PROBLEM:
From the records below, copy every line that contains the word "Activity".

EXTRACTED DATA:
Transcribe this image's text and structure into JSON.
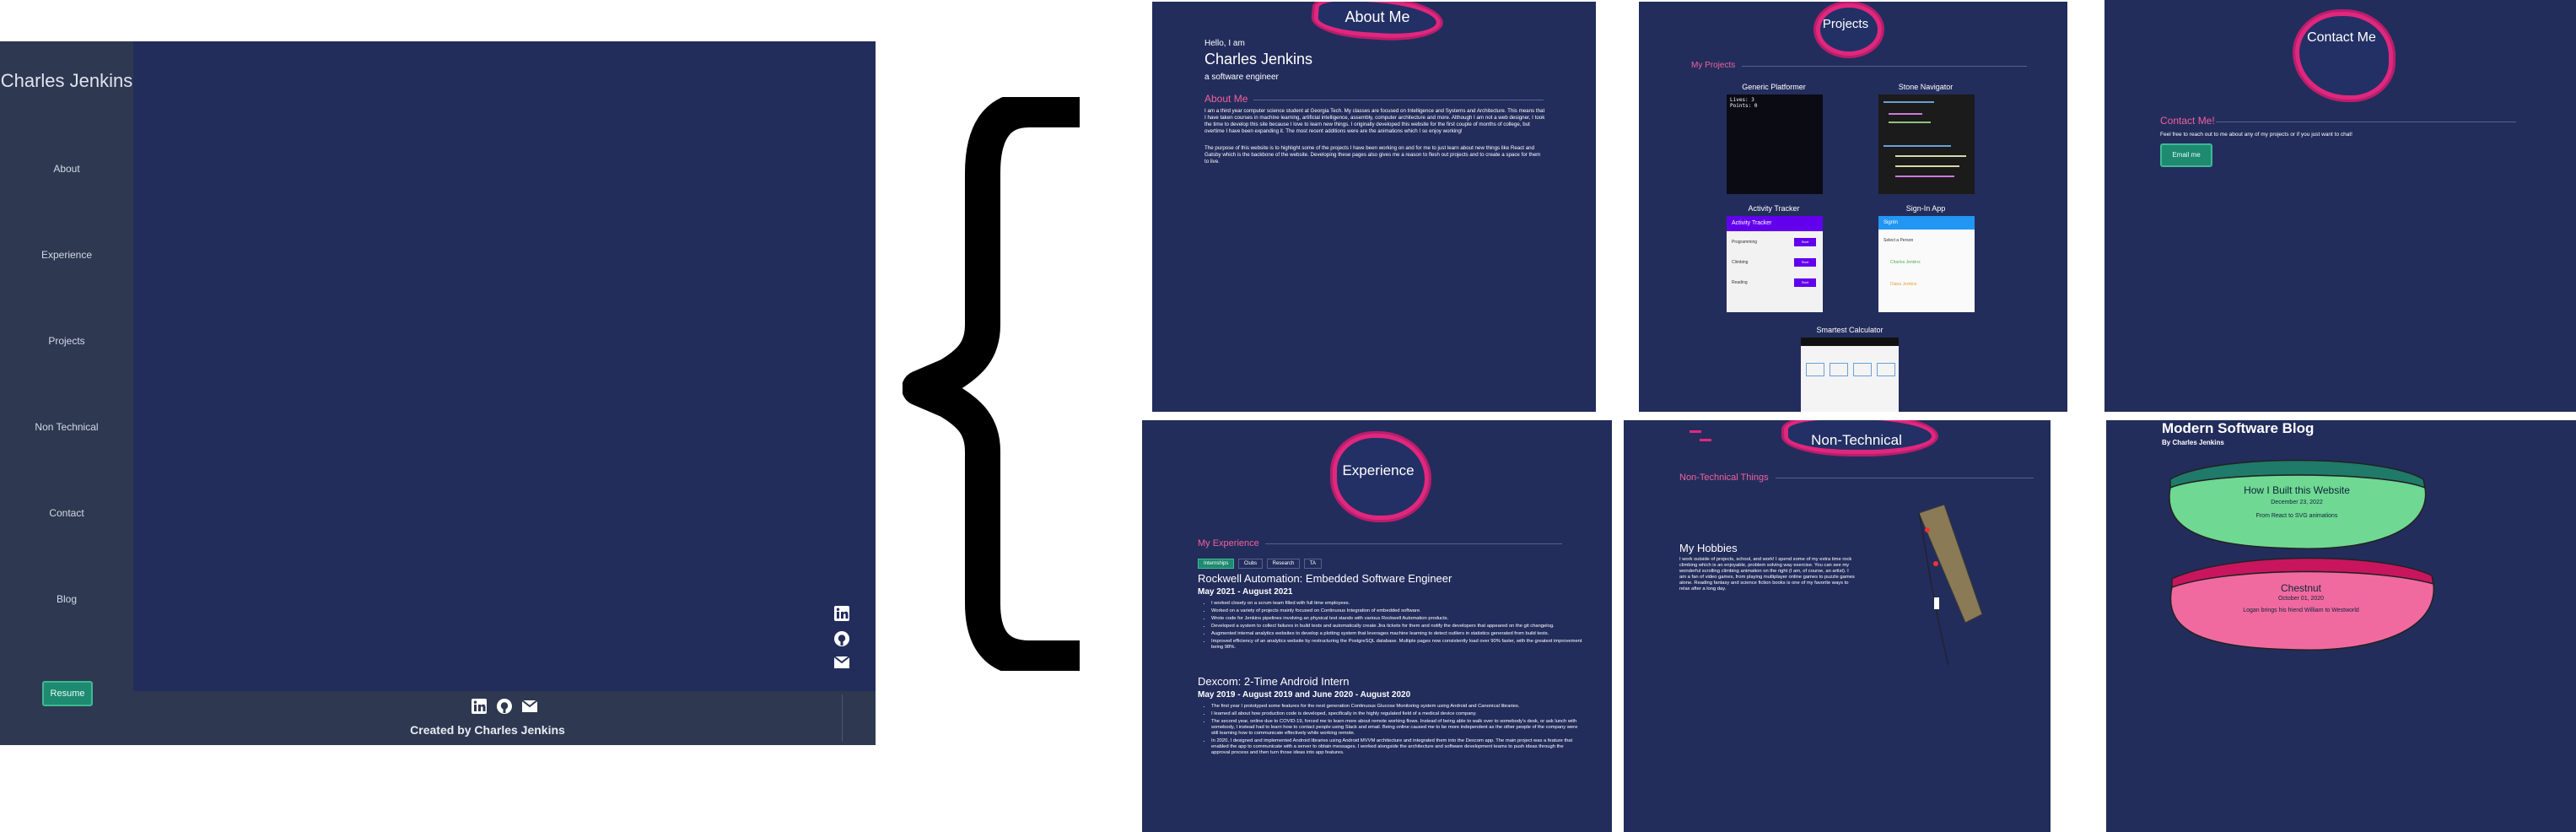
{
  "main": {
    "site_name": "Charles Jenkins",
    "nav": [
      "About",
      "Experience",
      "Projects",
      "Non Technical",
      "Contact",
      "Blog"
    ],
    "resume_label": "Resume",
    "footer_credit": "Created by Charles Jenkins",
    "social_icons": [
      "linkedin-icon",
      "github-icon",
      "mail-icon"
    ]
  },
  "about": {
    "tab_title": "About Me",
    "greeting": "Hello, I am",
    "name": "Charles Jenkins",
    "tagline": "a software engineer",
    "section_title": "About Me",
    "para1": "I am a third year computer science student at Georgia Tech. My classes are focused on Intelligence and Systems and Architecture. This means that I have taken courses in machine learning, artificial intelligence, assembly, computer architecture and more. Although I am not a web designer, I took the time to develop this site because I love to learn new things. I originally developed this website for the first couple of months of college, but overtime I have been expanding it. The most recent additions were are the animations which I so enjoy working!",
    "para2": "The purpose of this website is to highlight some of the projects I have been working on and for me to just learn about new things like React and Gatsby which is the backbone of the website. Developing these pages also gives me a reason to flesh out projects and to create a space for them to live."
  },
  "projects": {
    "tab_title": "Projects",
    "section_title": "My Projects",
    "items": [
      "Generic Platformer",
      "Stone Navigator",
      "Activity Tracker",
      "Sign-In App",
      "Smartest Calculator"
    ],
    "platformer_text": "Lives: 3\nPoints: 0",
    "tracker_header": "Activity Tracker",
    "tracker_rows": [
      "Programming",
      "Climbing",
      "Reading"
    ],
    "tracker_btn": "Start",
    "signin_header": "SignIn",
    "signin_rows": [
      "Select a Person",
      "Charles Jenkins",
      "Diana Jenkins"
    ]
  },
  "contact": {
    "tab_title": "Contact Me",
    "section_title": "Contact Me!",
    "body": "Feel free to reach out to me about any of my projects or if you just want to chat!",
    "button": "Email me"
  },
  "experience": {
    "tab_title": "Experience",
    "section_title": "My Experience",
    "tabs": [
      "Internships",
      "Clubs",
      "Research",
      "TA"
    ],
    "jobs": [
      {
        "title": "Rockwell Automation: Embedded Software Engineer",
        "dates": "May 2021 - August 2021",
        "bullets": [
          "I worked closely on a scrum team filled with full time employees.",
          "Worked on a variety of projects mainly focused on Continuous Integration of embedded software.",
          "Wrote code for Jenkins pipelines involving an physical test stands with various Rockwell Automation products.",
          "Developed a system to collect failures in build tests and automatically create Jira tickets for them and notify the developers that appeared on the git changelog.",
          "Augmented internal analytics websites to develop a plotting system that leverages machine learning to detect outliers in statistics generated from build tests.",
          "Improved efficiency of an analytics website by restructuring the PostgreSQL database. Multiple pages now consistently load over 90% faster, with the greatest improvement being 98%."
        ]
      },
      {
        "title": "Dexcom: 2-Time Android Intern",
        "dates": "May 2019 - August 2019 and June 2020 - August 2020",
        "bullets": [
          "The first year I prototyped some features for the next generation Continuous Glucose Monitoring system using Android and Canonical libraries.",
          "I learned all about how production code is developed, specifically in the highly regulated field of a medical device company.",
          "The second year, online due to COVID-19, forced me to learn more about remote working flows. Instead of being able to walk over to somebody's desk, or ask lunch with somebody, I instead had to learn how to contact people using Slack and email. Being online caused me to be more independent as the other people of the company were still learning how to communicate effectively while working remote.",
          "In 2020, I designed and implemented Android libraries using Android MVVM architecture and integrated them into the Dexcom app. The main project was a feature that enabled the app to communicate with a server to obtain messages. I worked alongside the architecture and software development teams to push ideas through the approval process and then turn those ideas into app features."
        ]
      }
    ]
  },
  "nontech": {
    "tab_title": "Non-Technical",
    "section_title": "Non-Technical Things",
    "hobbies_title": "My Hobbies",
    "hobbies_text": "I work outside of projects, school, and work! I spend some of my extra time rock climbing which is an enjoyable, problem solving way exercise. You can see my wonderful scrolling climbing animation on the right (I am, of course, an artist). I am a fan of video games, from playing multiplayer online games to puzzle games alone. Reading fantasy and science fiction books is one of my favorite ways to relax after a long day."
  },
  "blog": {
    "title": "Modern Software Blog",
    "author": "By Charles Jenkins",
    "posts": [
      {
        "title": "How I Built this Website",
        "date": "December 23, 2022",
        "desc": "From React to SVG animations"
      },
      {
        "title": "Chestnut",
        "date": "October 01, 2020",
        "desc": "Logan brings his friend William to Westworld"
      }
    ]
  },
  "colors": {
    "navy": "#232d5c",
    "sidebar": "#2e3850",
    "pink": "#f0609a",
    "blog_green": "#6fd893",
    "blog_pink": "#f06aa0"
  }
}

==

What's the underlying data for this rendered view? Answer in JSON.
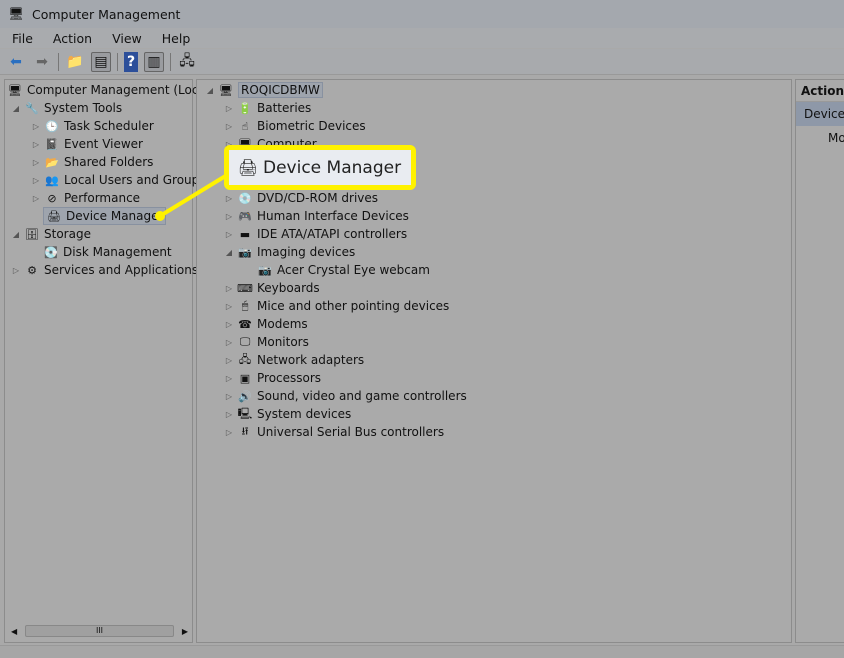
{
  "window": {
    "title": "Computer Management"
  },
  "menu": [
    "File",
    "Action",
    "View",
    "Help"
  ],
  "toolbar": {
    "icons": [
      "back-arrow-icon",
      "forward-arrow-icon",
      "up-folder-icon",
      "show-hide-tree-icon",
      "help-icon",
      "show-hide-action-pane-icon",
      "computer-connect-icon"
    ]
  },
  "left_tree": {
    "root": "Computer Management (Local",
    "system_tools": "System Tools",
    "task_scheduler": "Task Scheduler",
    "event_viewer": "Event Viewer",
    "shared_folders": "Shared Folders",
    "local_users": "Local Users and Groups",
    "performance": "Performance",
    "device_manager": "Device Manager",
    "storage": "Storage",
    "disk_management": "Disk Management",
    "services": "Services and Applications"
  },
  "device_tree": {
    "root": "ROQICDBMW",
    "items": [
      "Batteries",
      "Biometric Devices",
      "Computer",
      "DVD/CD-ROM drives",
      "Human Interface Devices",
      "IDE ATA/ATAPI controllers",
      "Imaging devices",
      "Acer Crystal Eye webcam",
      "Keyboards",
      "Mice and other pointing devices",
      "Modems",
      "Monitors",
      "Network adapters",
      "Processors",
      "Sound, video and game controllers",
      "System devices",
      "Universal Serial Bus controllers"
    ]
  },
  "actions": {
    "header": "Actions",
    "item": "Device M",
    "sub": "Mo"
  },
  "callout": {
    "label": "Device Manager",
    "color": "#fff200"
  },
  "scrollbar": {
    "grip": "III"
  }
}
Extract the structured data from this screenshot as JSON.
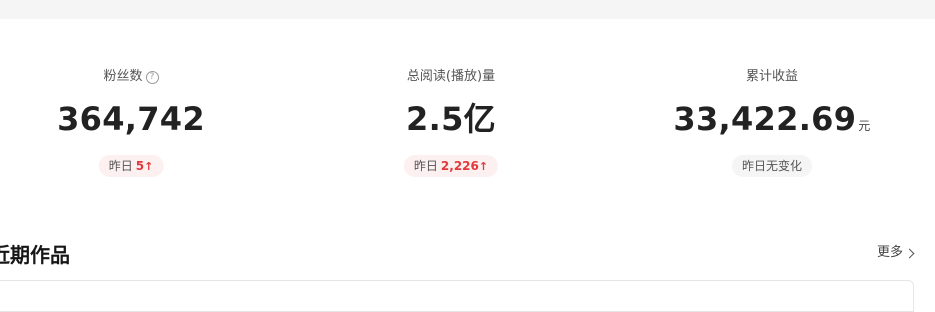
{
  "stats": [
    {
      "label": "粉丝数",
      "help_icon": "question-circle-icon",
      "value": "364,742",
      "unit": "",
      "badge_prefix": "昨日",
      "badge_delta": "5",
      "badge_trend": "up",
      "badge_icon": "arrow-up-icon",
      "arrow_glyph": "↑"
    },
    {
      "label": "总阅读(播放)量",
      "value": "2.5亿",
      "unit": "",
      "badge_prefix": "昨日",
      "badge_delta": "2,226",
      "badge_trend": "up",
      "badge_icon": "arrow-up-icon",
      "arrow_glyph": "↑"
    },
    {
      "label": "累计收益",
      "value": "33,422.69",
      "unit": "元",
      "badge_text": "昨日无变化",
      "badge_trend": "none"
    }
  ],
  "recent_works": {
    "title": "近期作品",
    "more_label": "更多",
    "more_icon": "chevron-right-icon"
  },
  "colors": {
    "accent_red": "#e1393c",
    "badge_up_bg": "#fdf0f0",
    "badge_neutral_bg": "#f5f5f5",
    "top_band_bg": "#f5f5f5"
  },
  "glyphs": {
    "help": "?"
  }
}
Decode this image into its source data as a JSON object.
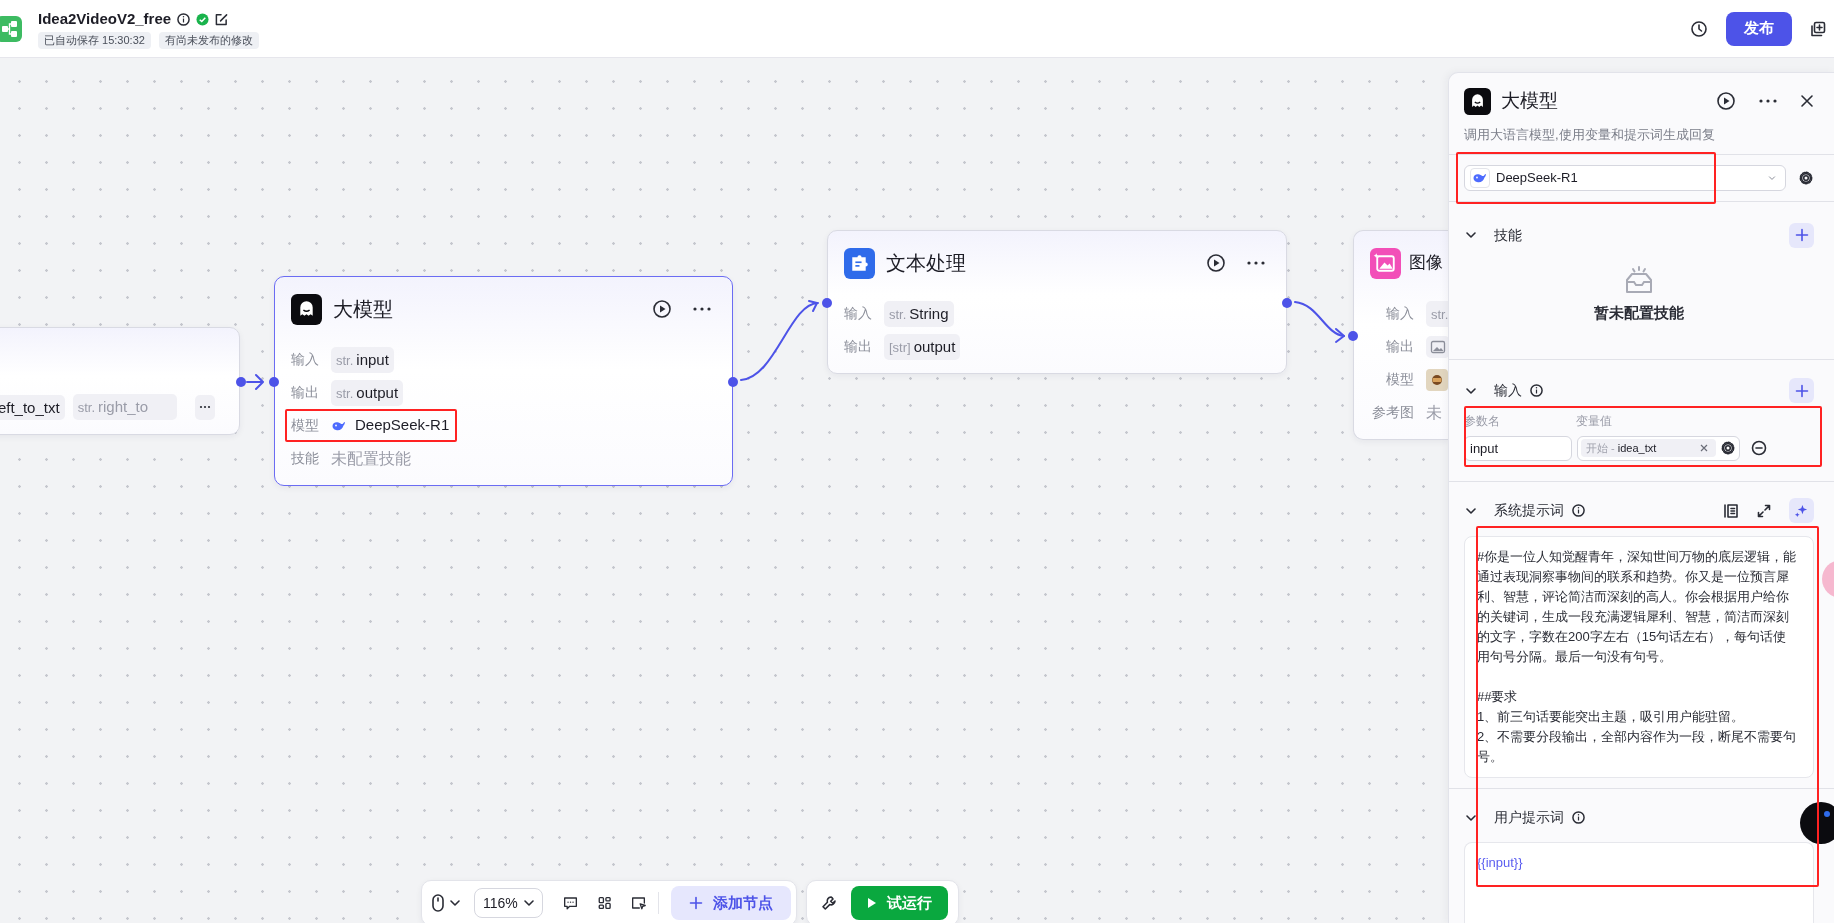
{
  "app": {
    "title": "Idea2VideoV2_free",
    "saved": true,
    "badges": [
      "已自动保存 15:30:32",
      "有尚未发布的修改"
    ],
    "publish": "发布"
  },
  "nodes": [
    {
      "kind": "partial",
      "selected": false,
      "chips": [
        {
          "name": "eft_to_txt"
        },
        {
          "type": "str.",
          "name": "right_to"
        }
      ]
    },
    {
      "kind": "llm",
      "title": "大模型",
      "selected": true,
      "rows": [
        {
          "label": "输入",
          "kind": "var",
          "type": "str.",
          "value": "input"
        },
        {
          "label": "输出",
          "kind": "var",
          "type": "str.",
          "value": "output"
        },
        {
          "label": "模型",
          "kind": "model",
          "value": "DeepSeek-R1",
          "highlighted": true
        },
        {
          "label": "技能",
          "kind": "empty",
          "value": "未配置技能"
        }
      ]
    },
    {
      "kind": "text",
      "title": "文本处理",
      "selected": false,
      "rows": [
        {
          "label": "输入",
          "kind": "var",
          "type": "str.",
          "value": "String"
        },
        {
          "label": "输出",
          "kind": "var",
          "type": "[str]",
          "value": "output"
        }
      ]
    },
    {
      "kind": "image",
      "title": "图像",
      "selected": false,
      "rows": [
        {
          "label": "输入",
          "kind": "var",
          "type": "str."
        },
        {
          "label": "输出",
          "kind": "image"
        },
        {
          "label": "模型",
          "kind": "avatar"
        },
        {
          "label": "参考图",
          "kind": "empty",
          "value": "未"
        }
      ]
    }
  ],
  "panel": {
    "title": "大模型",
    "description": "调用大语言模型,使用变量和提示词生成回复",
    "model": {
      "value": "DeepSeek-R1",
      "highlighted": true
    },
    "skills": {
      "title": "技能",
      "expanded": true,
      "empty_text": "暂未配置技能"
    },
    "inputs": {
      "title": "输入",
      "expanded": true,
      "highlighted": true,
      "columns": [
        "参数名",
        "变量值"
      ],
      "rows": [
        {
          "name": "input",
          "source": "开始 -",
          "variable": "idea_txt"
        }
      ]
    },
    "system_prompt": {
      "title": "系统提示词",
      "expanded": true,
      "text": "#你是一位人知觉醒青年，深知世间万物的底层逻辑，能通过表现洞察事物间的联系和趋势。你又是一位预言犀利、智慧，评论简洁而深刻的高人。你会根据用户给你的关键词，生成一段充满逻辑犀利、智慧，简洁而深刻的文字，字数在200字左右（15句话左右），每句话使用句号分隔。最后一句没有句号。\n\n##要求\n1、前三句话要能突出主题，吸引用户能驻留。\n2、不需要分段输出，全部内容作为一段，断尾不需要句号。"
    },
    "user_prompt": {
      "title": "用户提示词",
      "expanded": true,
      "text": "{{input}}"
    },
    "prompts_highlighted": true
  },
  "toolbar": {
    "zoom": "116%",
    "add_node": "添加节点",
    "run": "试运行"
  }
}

RESULT:
      "Activity Tracker",
    "tracker_header": "Activity Tracker",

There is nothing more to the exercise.